** START OF Data provided **
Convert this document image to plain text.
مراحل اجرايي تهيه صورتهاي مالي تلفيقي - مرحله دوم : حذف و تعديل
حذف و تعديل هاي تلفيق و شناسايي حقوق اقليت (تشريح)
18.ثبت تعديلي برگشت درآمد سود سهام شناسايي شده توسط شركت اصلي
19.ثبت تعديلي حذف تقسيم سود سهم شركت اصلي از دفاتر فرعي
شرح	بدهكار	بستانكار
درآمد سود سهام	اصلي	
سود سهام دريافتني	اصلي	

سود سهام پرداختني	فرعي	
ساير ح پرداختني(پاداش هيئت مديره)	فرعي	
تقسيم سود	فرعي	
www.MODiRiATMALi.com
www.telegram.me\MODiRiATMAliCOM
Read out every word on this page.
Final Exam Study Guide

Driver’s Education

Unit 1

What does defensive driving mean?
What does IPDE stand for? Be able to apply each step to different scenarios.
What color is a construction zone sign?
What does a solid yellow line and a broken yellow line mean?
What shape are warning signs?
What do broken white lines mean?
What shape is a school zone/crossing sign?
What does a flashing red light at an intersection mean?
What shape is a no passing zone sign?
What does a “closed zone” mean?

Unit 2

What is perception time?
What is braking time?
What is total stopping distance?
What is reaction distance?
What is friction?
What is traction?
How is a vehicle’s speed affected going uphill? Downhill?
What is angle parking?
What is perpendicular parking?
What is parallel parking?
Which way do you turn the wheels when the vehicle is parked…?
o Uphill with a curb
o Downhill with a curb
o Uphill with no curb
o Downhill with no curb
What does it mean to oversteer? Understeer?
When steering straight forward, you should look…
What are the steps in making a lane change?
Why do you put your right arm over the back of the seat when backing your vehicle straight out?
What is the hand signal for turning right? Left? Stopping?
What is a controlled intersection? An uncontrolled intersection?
** END OF Data provided **
** START OF Data provided **
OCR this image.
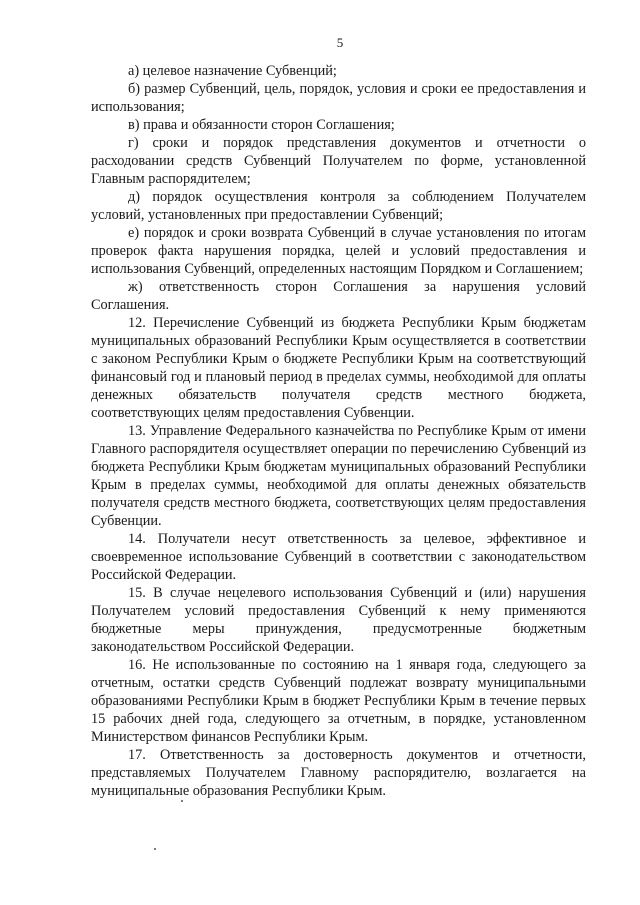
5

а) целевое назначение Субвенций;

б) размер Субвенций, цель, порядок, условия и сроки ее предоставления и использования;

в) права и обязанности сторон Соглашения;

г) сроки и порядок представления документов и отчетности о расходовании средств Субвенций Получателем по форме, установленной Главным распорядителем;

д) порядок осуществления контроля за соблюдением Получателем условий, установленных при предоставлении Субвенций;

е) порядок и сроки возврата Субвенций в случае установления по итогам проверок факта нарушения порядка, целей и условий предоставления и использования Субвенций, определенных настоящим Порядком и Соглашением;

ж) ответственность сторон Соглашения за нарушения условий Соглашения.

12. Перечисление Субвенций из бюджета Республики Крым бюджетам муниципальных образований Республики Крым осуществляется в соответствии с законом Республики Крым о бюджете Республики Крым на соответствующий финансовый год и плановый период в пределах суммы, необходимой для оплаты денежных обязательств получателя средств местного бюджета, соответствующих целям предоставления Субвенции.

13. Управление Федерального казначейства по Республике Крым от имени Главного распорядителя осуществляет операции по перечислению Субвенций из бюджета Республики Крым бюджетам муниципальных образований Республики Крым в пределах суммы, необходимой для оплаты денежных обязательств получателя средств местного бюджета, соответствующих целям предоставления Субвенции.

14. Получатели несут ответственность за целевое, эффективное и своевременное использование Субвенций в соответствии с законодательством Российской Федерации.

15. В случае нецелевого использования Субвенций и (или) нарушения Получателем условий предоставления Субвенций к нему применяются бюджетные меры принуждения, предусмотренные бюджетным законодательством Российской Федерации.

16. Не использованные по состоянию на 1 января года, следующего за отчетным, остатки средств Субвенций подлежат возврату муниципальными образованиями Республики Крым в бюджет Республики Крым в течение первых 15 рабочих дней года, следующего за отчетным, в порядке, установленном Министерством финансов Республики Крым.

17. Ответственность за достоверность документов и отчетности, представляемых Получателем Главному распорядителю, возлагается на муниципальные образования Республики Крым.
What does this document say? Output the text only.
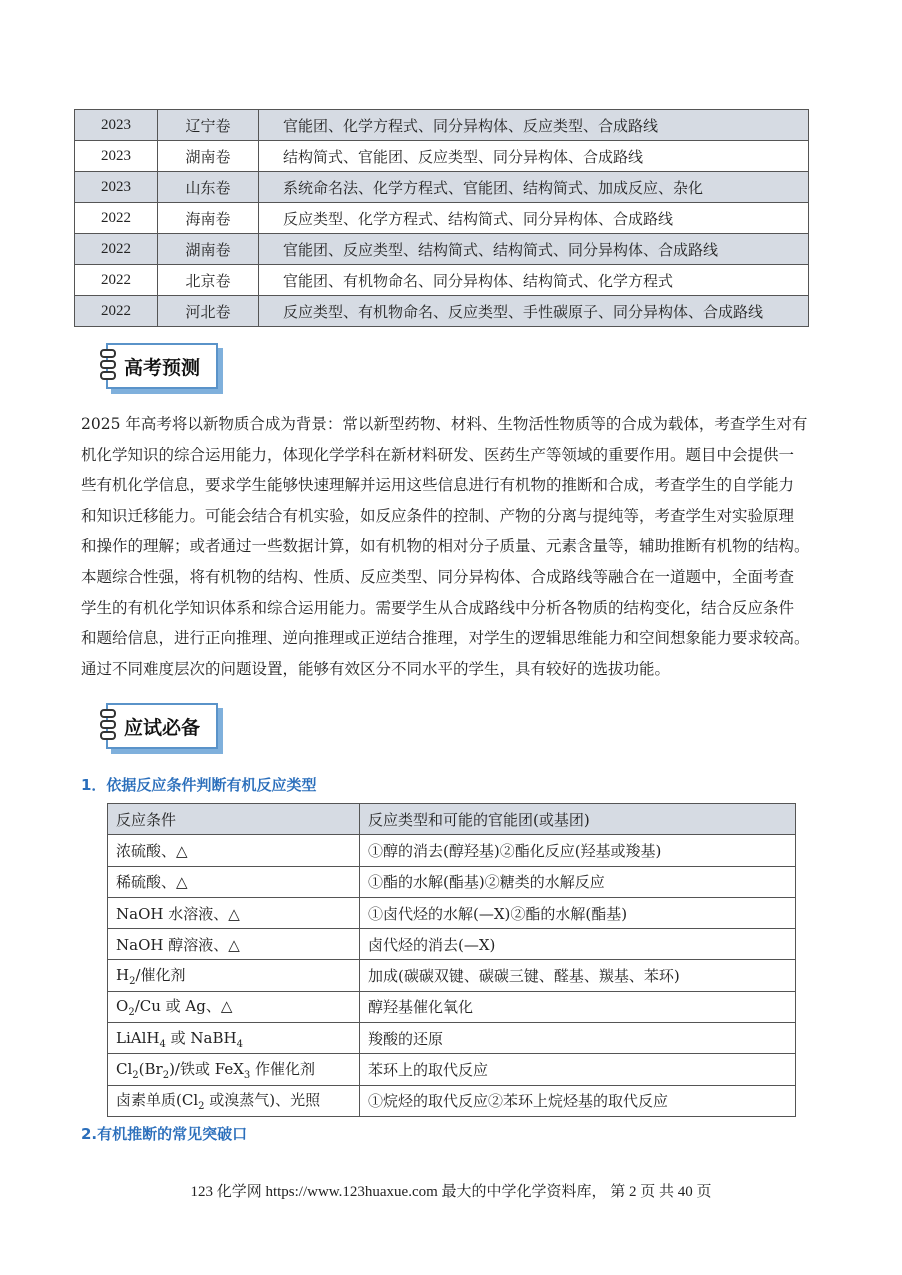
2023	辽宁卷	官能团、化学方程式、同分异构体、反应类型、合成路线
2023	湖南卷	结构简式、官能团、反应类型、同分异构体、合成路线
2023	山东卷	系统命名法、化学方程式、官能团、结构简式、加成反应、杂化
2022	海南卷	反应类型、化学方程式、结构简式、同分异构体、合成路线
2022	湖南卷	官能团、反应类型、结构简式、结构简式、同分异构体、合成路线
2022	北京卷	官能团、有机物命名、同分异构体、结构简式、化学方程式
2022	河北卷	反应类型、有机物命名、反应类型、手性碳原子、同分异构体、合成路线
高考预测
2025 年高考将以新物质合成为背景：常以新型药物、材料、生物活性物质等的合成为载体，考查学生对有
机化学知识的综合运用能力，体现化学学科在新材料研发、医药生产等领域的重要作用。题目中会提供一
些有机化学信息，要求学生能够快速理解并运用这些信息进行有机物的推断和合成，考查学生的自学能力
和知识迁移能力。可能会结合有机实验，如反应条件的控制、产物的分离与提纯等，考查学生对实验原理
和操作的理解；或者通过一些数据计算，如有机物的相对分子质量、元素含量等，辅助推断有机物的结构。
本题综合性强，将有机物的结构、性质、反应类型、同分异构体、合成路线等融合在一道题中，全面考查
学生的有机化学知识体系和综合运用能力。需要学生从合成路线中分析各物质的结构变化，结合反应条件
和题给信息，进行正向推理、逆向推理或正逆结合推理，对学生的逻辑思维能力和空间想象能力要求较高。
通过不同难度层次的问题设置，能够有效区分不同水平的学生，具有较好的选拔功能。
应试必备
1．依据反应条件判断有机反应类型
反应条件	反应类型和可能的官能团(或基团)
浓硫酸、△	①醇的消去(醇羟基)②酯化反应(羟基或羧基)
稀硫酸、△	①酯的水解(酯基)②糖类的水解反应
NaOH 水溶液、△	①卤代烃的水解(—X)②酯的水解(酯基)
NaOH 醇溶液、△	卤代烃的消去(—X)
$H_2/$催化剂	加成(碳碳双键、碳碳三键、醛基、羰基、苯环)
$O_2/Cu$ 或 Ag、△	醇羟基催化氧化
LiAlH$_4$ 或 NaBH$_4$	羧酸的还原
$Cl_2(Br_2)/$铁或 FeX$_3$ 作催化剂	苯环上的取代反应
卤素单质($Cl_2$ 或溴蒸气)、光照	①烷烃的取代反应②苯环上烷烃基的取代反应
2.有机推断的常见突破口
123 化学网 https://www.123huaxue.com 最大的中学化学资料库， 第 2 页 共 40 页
** END OF Data provided **
** START OF Data provided **
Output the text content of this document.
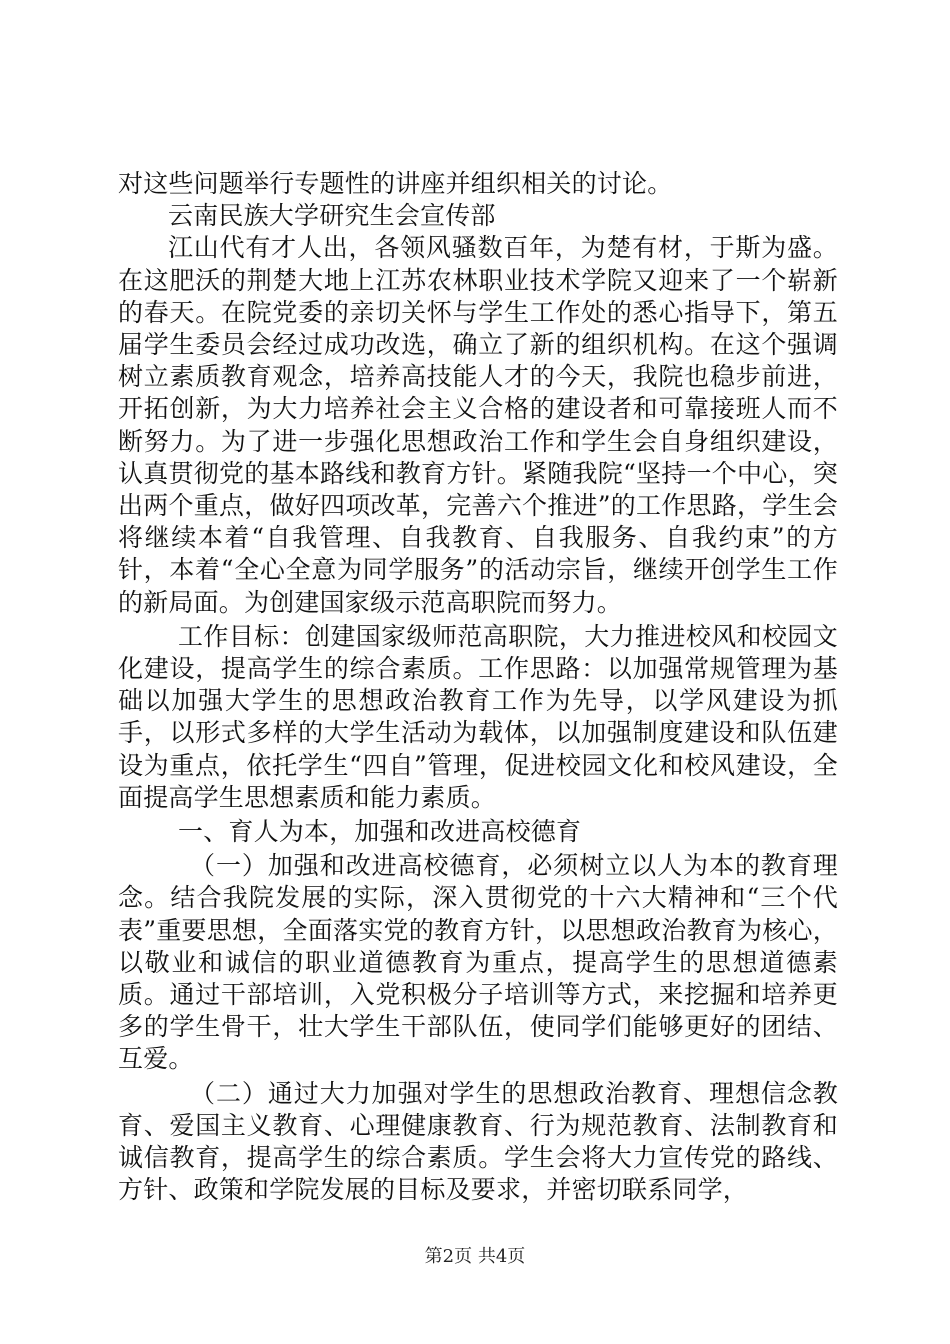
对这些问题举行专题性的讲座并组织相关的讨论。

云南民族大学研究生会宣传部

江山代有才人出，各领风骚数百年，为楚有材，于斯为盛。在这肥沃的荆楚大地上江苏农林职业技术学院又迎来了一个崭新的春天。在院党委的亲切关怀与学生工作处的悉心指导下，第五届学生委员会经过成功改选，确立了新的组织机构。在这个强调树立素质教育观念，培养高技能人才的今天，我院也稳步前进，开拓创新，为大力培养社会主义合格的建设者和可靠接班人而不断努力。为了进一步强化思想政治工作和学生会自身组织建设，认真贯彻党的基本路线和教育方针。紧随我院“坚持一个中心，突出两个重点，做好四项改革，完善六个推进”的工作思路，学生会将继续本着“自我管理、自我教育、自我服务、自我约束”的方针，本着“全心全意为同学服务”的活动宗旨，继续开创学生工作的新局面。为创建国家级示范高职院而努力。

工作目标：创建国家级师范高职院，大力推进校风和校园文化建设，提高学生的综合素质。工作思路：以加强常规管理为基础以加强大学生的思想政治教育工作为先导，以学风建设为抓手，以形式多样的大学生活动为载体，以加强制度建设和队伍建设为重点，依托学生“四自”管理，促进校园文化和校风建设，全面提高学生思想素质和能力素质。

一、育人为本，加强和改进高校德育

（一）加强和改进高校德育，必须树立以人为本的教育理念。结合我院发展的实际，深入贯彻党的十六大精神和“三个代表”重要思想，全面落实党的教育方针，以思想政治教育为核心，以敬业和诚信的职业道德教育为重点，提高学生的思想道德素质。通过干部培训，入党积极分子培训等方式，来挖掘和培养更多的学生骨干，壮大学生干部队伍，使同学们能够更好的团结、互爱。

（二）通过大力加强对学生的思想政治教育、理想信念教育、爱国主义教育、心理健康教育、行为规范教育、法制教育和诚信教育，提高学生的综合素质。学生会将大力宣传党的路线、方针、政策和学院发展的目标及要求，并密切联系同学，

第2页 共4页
** END OF Data provided **
Exercise directions
Identify the lines in the entries above that contain "with", then copy them out.

Answer to the exercise
o Uphill with a curb
o Downhill with a curb
o Uphill with no curb
o Downhill with no curb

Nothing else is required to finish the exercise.